Task details —
What follows is a set of entries. Give them again exactly, without the pictures.

Records for this task —
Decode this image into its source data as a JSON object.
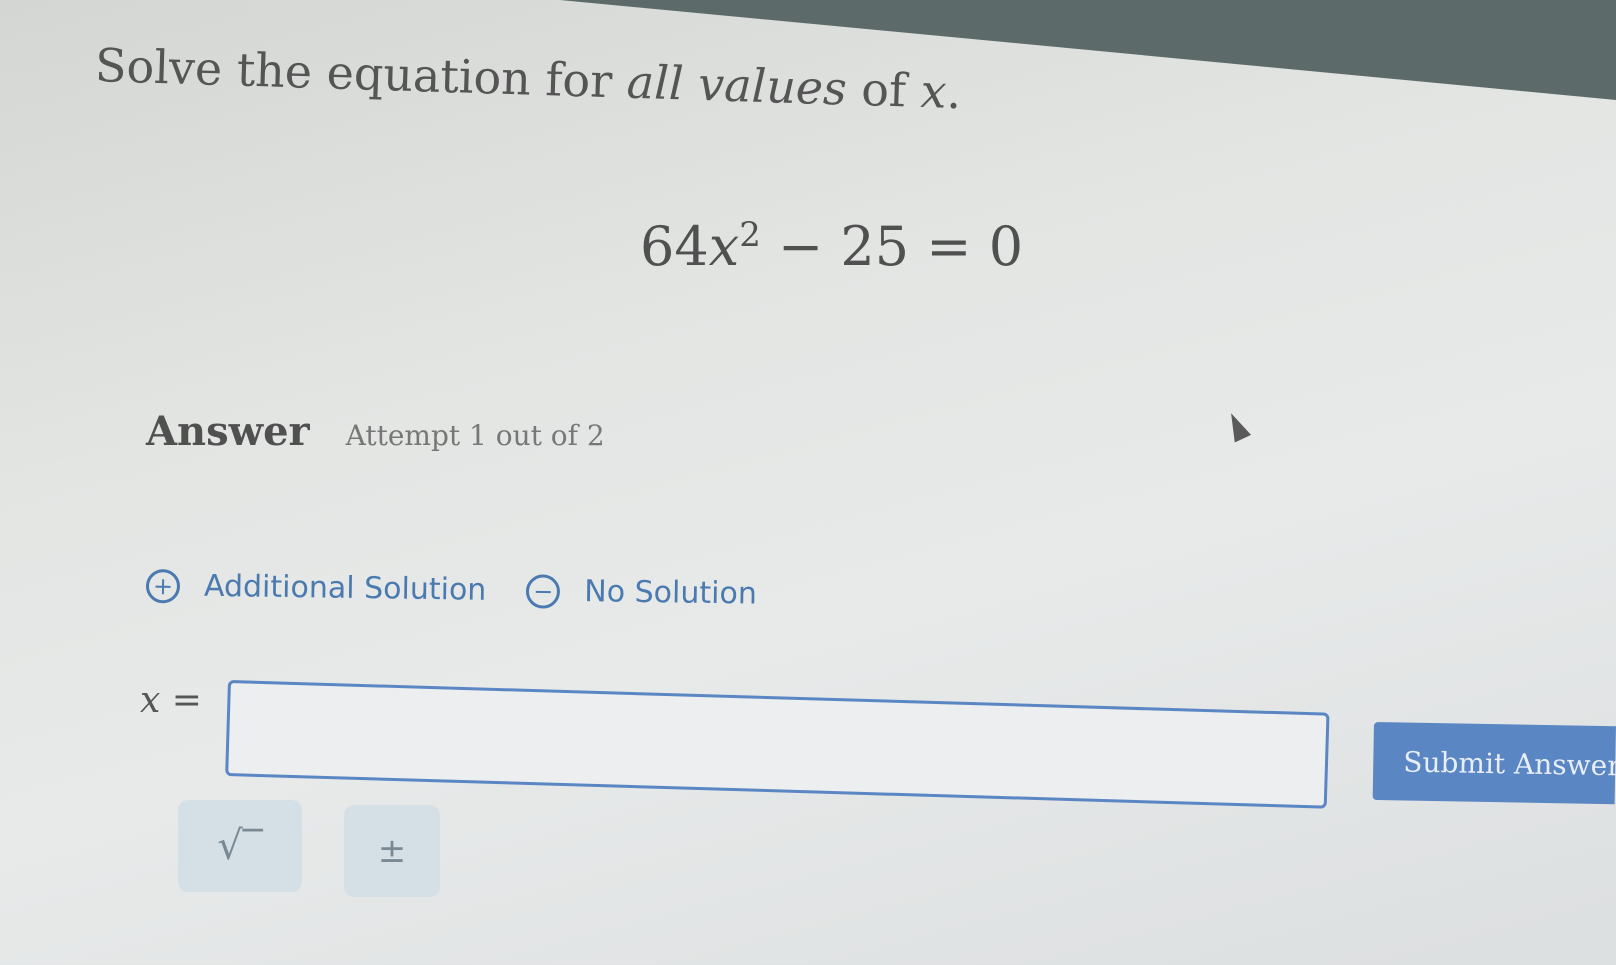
{
  "question": {
    "prefix": "Solve the equation for ",
    "emphasis": "all values",
    "suffix": " of ",
    "variable": "x",
    "end": "."
  },
  "equation": {
    "coefficient": "64",
    "variable": "x",
    "exponent": "2",
    "rest": " − 25 = 0"
  },
  "answer": {
    "heading": "Answer",
    "attempt": "Attempt 1 out of 2"
  },
  "options": {
    "additional_icon": "+",
    "additional_label": "Additional Solution",
    "no_solution_icon": "−",
    "no_solution_label": "No Solution"
  },
  "input": {
    "label": "x =",
    "value": ""
  },
  "submit": {
    "label": "Submit Answer"
  },
  "tools": {
    "sqrt": "√‾",
    "plus_minus": "±"
  },
  "colors": {
    "accent": "#5b86c4",
    "link": "#4a7ab0",
    "tool_bg": "#d5e0e6"
  }
}
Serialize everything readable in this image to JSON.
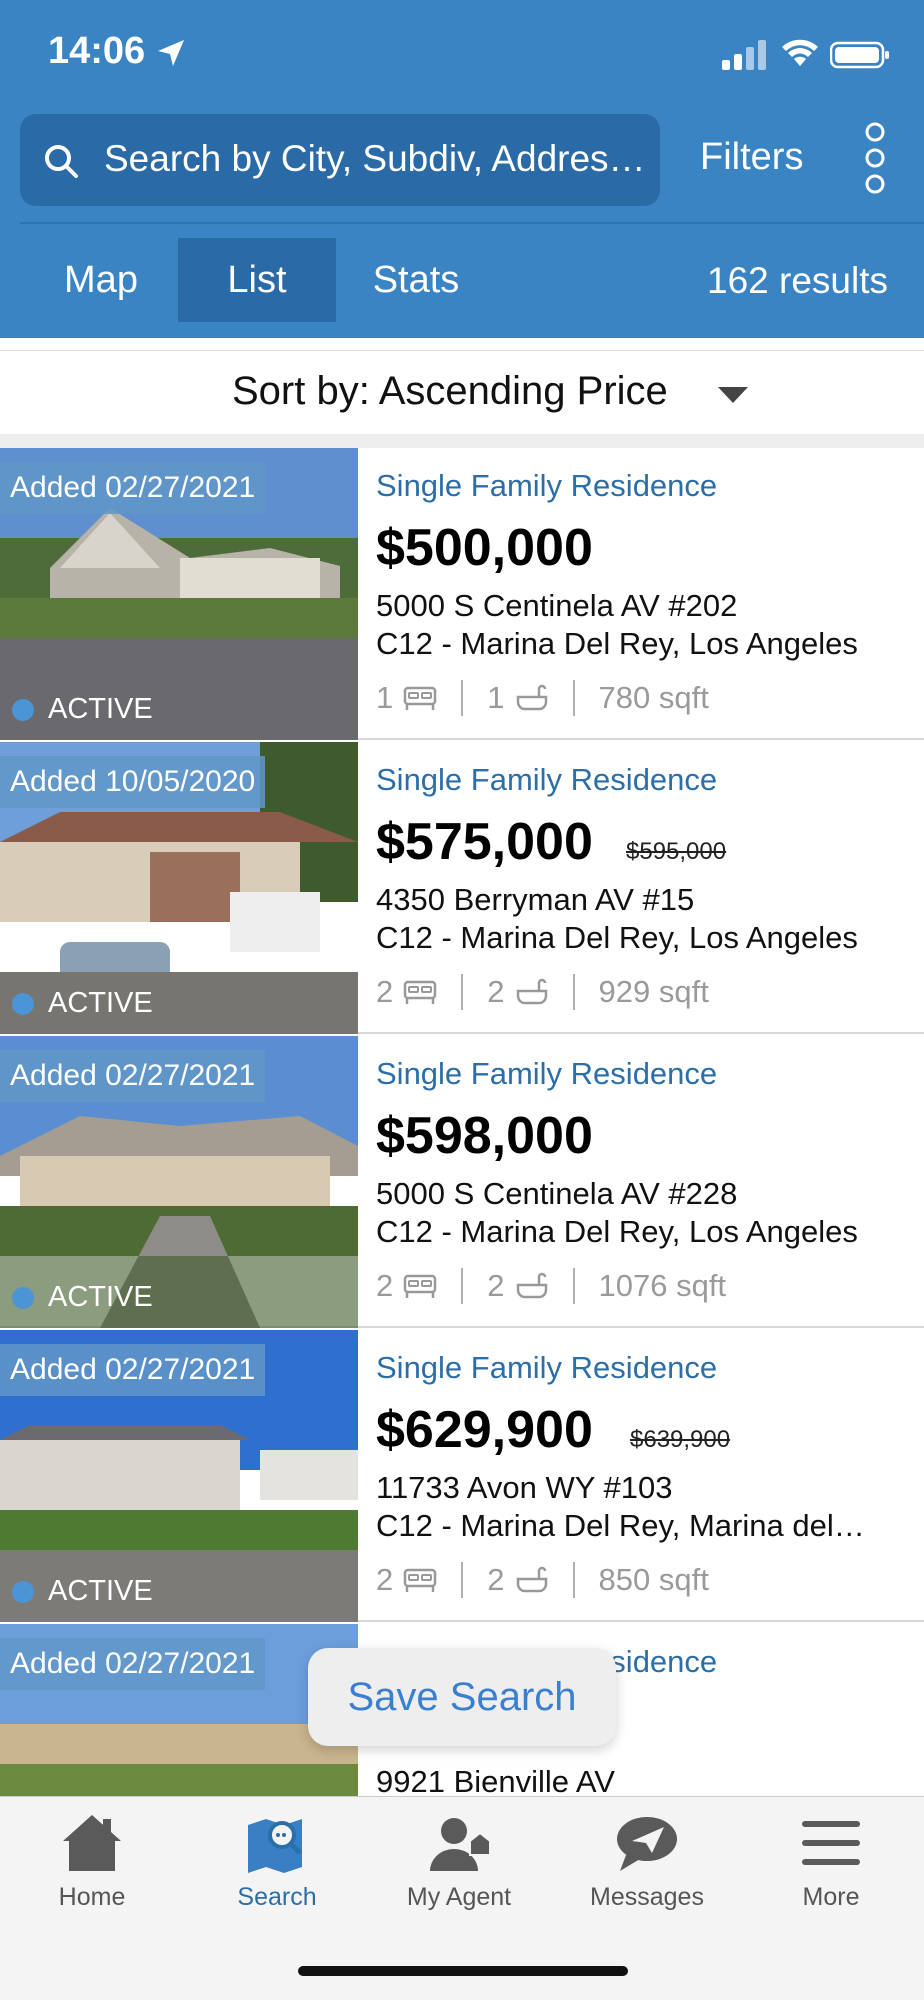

Complete output —
Decode this image into its source data as a JSON object.
{
  "question": {
    "prefix": "Solve the equation for ",
    "emphasis": "all values",
    "suffix": " of ",
    "variable": "x",
    "end": "."
  },
  "equation": {
    "coefficient": "64",
    "variable": "x",
    "exponent": "2",
    "rest": " − 25 = 0"
  },
  "answer": {
    "heading": "Answer",
    "attempt": "Attempt 1 out of 2"
  },
  "options": {
    "additional_icon": "+",
    "additional_label": "Additional Solution",
    "no_solution_icon": "−",
    "no_solution_label": "No Solution"
  },
  "input": {
    "label": "x =",
    "value": ""
  },
  "submit": {
    "label": "Submit Answer"
  },
  "tools": {
    "sqrt": "√‾",
    "plus_minus": "±"
  },
  "colors": {
    "accent": "#5b86c4",
    "link": "#4a7ab0",
    "tool_bg": "#d5e0e6"
  }
}
Serialize everything readable in this image to JSON.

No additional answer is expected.